### Provided information
--- BEGIN ---

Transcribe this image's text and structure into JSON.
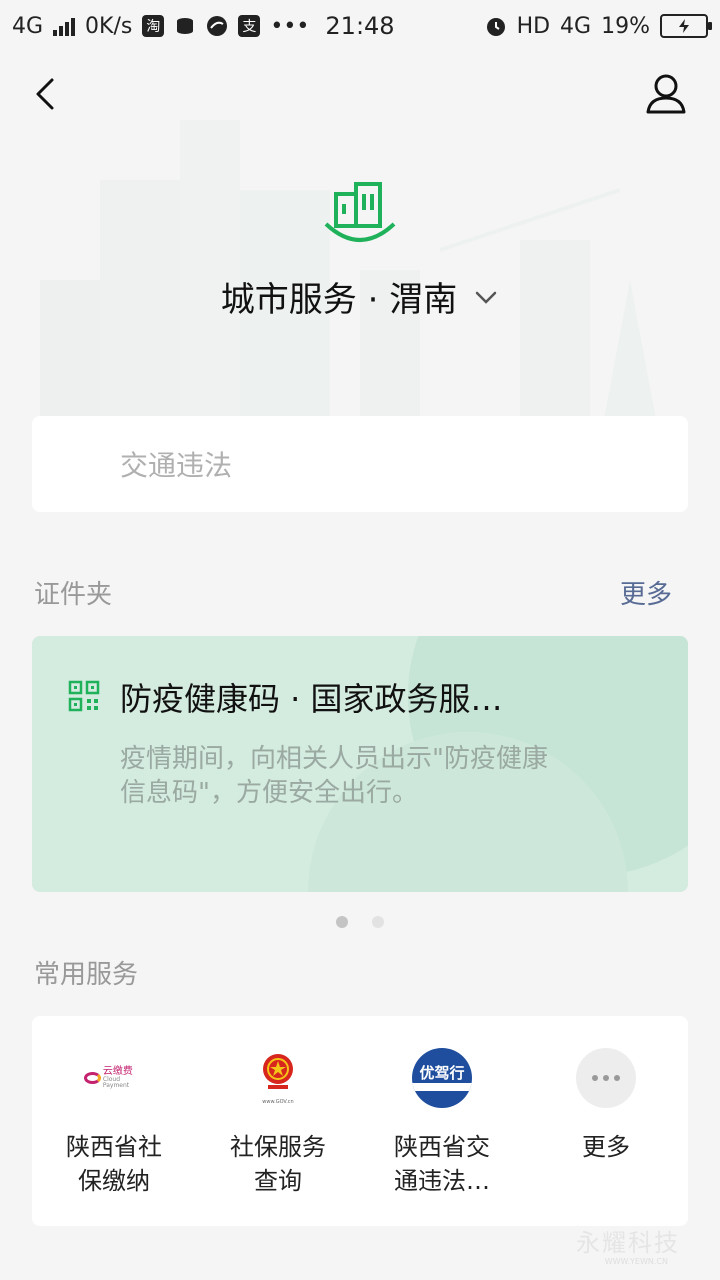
{
  "status_bar": {
    "network": "4G",
    "speed": "0K/s",
    "app_icons": [
      "taobao-icon",
      "usb-icon",
      "bird-icon",
      "alipay-icon"
    ],
    "overflow": "•••",
    "time": "21:48",
    "alarm": "alarm-icon",
    "hd": "HD",
    "network_right": "4G",
    "battery": "19%"
  },
  "header": {
    "back": "back-arrow-icon",
    "profile": "profile-icon"
  },
  "city": {
    "title": "城市服务 · 渭南",
    "logo": "city-buildings-icon"
  },
  "search": {
    "placeholder": "交通违法"
  },
  "certificates": {
    "label": "证件夹",
    "more": "更多",
    "card": {
      "icon": "qr-code-icon",
      "title": "防疫健康码 · 国家政务服…",
      "desc": "疫情期间，向相关人员出示\"防疫健康信息码\"，方便安全出行。"
    },
    "pages": 2,
    "active_page": 1
  },
  "services": {
    "label": "常用服务",
    "items": [
      {
        "label": "陕西省社\n保缴纳",
        "icon": "yunjiaofei-icon",
        "logo_text": "云缴费",
        "logo_sub": "Cloud Payment"
      },
      {
        "label": "社保服务\n查询",
        "icon": "national-emblem-icon",
        "logo_sub": "www.GOV.cn"
      },
      {
        "label": "陕西省交\n通违法…",
        "icon": "youjiaxing-icon",
        "logo_text": "优驾行"
      },
      {
        "label": "更多",
        "icon": "more-dots-icon"
      }
    ]
  },
  "watermark": {
    "text": "永耀科技",
    "sub": "WWW.YEWN.CN"
  },
  "colors": {
    "accent_green": "#20b25a",
    "link_blue": "#576b95",
    "card_bg": "#d4ebe0"
  }
}
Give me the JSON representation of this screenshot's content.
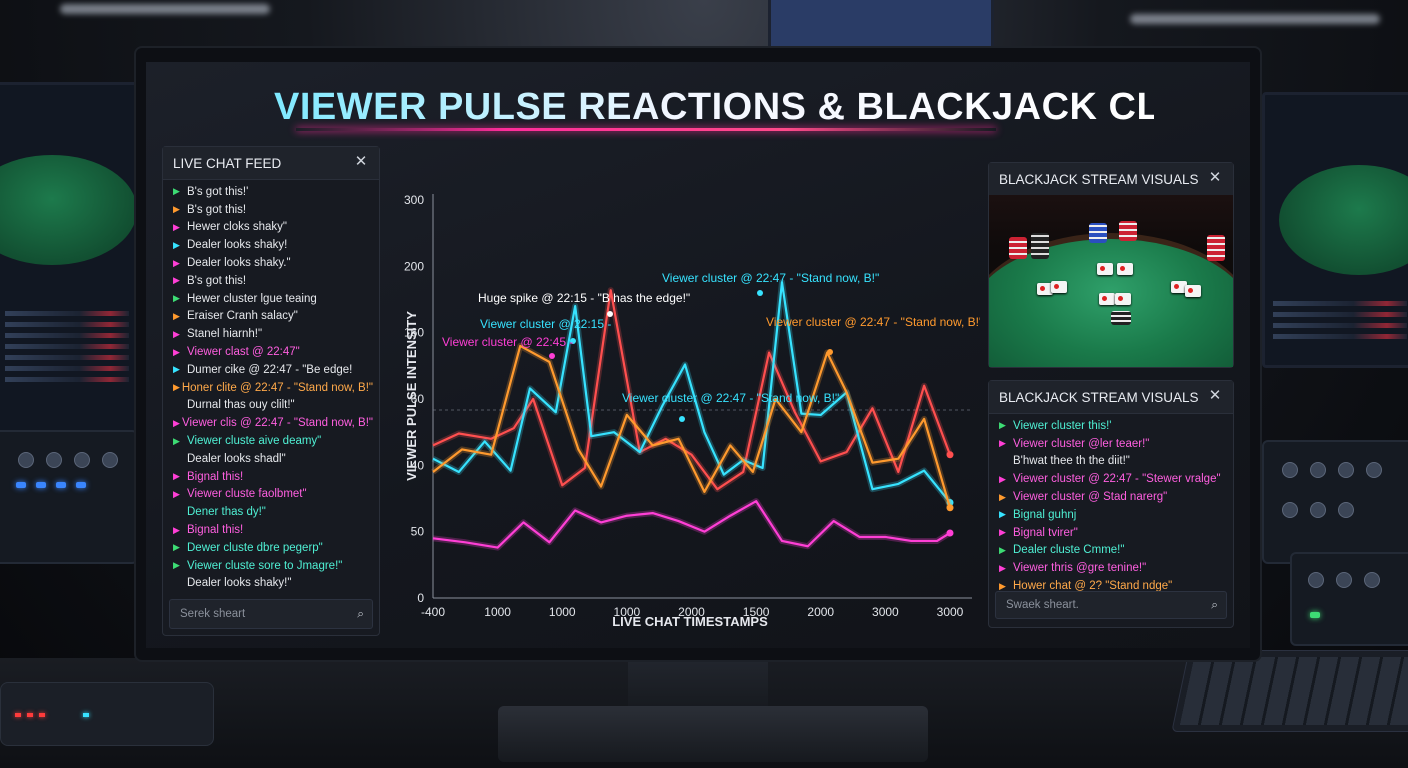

--- END ---

Count the lines that hold the string "label", and reply with that number alone.

6